## YOUR INSTRUCTIONS
Below are some records: retype them all exactly, but not the pictures.

[Data excerpts]
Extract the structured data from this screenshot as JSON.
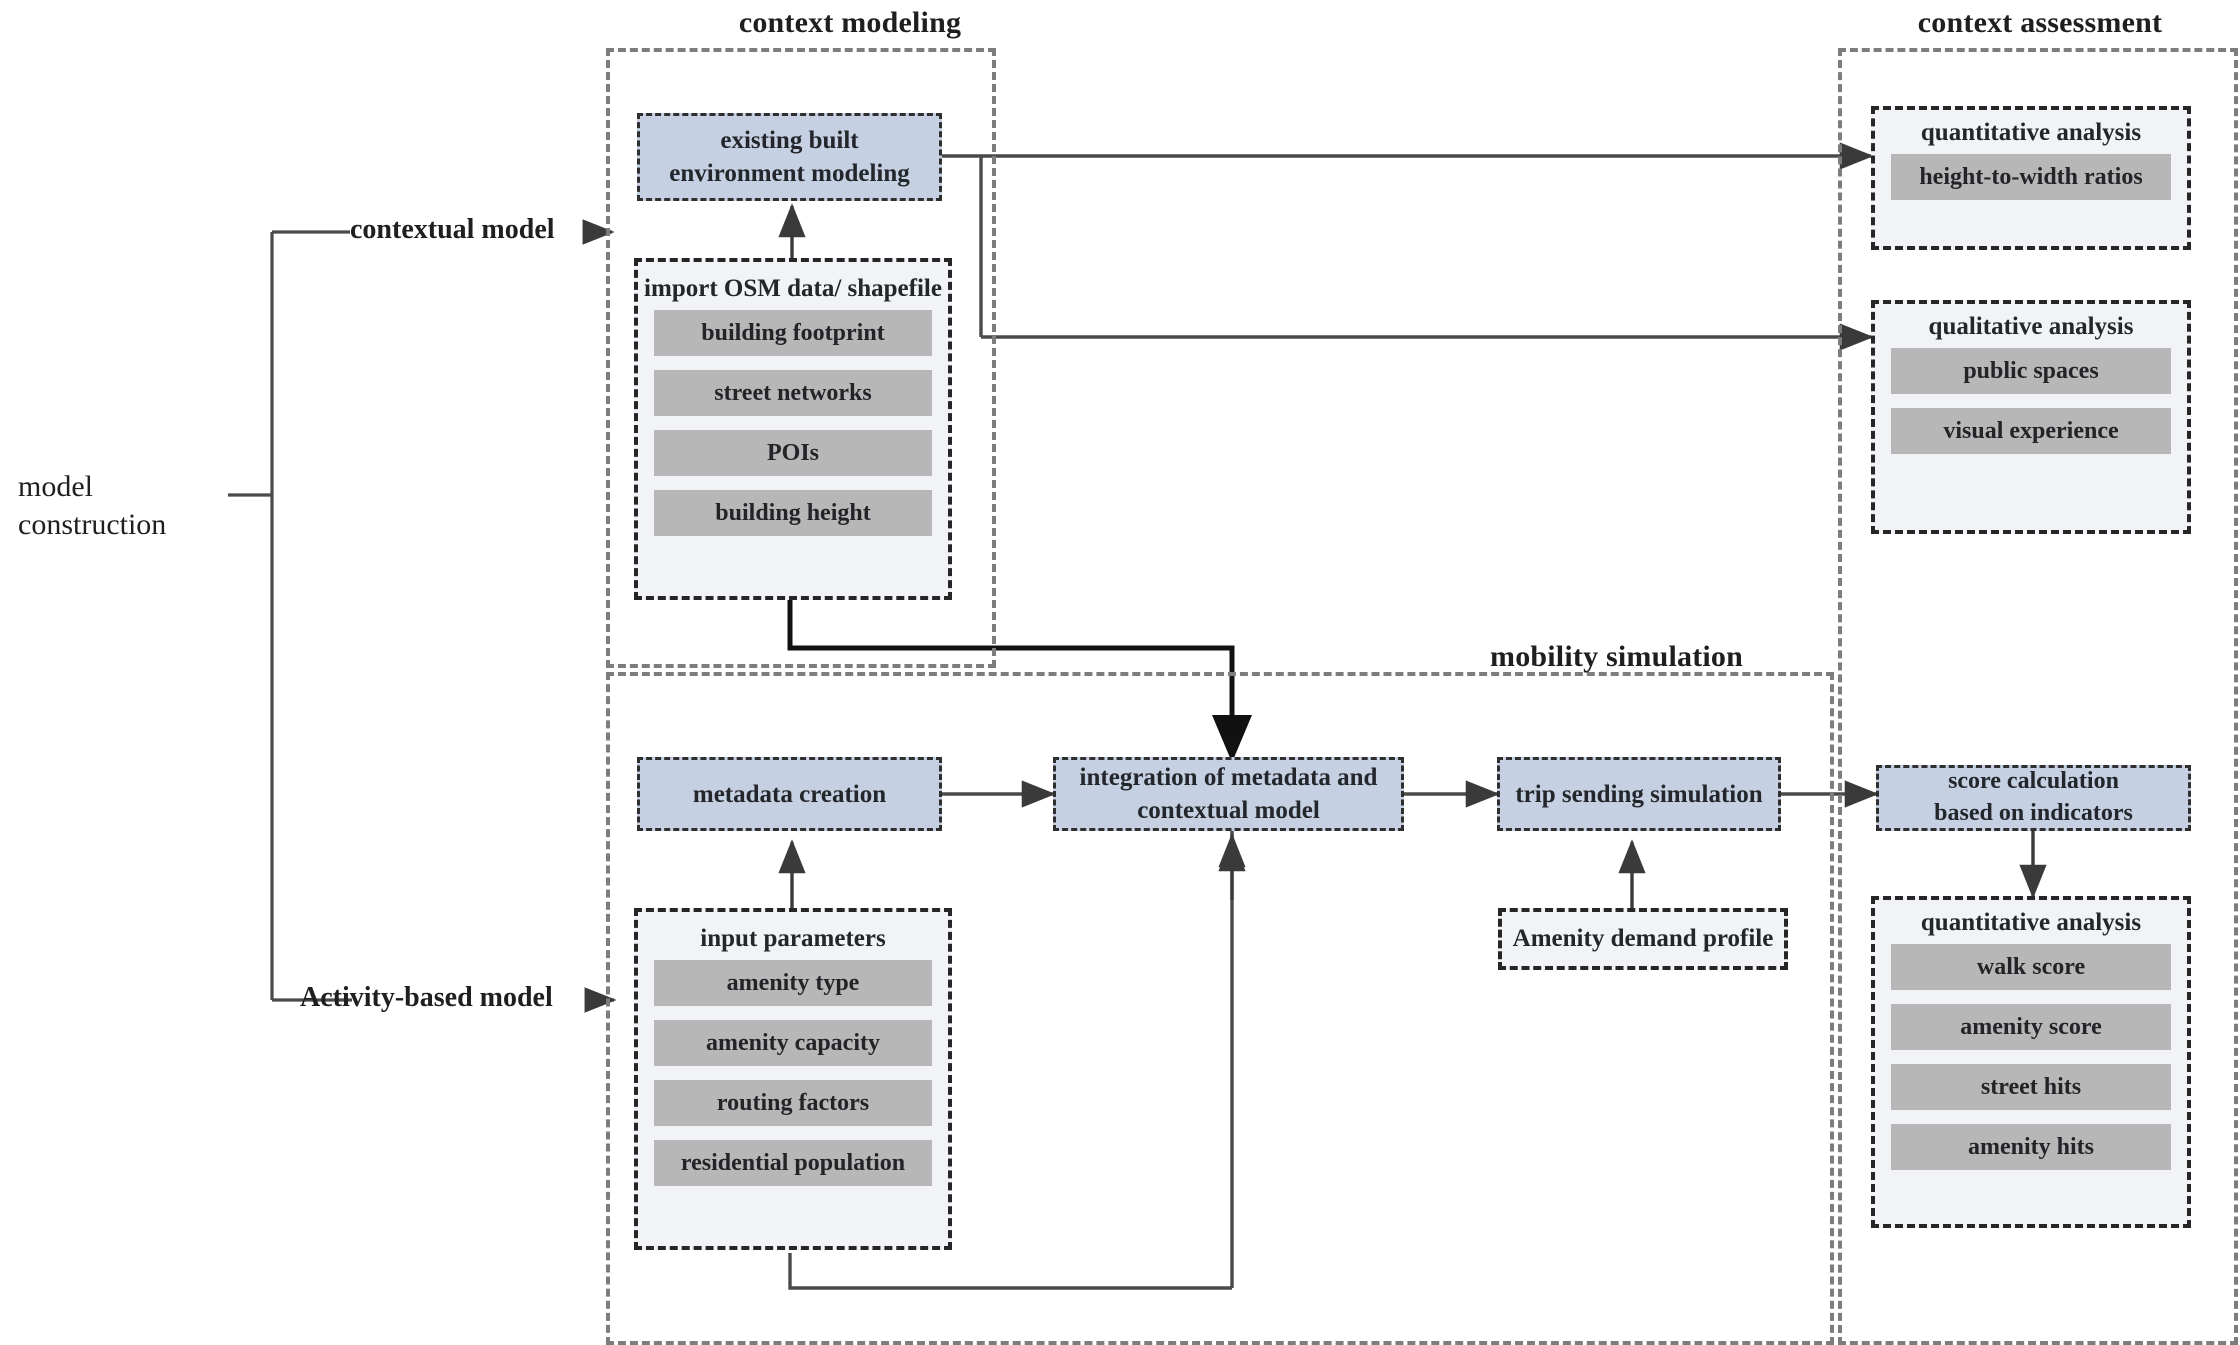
{
  "diagram": {
    "root_label_line1": "model",
    "root_label_line2": "construction",
    "branches": [
      {
        "label": "contextual model"
      },
      {
        "label": "Activity-based model"
      }
    ],
    "groups": [
      {
        "id": "context-modeling",
        "title": "context modeling"
      },
      {
        "id": "context-assessment",
        "title": "context assessment"
      },
      {
        "id": "mobility-simulation",
        "title": "mobility simulation"
      }
    ],
    "nodes": {
      "existing_built_environment": {
        "line1": "existing built",
        "line2": "environment modeling"
      },
      "metadata_creation": {
        "line1": "metadata creation"
      },
      "integration": {
        "line1": "integration of metadata and",
        "line2": "contextual model"
      },
      "trip_sending": {
        "line1": "trip sending simulation"
      },
      "score_calculation": {
        "line1": "score calculation",
        "line2": "based on indicators"
      }
    },
    "panels": {
      "osm_import": {
        "title": "import OSM data/ shapefile",
        "items": [
          "building footprint",
          "street networks",
          "POIs",
          "building height"
        ]
      },
      "input_parameters": {
        "title": "input parameters",
        "items": [
          "amenity type",
          "amenity capacity",
          "routing factors",
          "residential population"
        ]
      },
      "quantitative_context": {
        "title": "quantitative analysis",
        "items": [
          "height-to-width ratios"
        ]
      },
      "qualitative_context": {
        "title": "qualitative analysis",
        "items": [
          "public spaces",
          "visual experience"
        ]
      },
      "quantitative_mobility": {
        "title": "quantitative analysis",
        "items": [
          "walk score",
          "amenity score",
          "street hits",
          "amenity hits"
        ]
      },
      "amenity_demand": {
        "title": "Amenity demand profile"
      }
    },
    "colors": {
      "node_fill": "#c5d0e2",
      "panel_fill": "#f1f3f7",
      "item_fill": "#b7b7b7",
      "group_border": "#7d7d7d",
      "node_border": "#2f2f2f",
      "connector": "#4a4a4a",
      "text": "#23262b",
      "background": "#ffffff"
    }
  }
}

## ANSWER IN FULL
Extract the structured data from this screenshot as JSON.
{
  "diagram": {
    "root_label_line1": "model",
    "root_label_line2": "construction",
    "branches": [
      {
        "label": "contextual model"
      },
      {
        "label": "Activity-based model"
      }
    ],
    "groups": [
      {
        "id": "context-modeling",
        "title": "context modeling"
      },
      {
        "id": "context-assessment",
        "title": "context assessment"
      },
      {
        "id": "mobility-simulation",
        "title": "mobility simulation"
      }
    ],
    "nodes": {
      "existing_built_environment": {
        "line1": "existing built",
        "line2": "environment modeling"
      },
      "metadata_creation": {
        "line1": "metadata creation"
      },
      "integration": {
        "line1": "integration of metadata and",
        "line2": "contextual model"
      },
      "trip_sending": {
        "line1": "trip sending simulation"
      },
      "score_calculation": {
        "line1": "score calculation",
        "line2": "based on indicators"
      }
    },
    "panels": {
      "osm_import": {
        "title": "import OSM data/ shapefile",
        "items": [
          "building footprint",
          "street networks",
          "POIs",
          "building height"
        ]
      },
      "input_parameters": {
        "title": "input parameters",
        "items": [
          "amenity type",
          "amenity capacity",
          "routing factors",
          "residential population"
        ]
      },
      "quantitative_context": {
        "title": "quantitative analysis",
        "items": [
          "height-to-width ratios"
        ]
      },
      "qualitative_context": {
        "title": "qualitative analysis",
        "items": [
          "public spaces",
          "visual experience"
        ]
      },
      "quantitative_mobility": {
        "title": "quantitative analysis",
        "items": [
          "walk score",
          "amenity score",
          "street hits",
          "amenity hits"
        ]
      },
      "amenity_demand": {
        "title": "Amenity demand profile"
      }
    },
    "colors": {
      "node_fill": "#c5d0e2",
      "panel_fill": "#f1f3f7",
      "item_fill": "#b7b7b7",
      "group_border": "#7d7d7d",
      "node_border": "#2f2f2f",
      "connector": "#4a4a4a",
      "text": "#23262b",
      "background": "#ffffff"
    }
  }
}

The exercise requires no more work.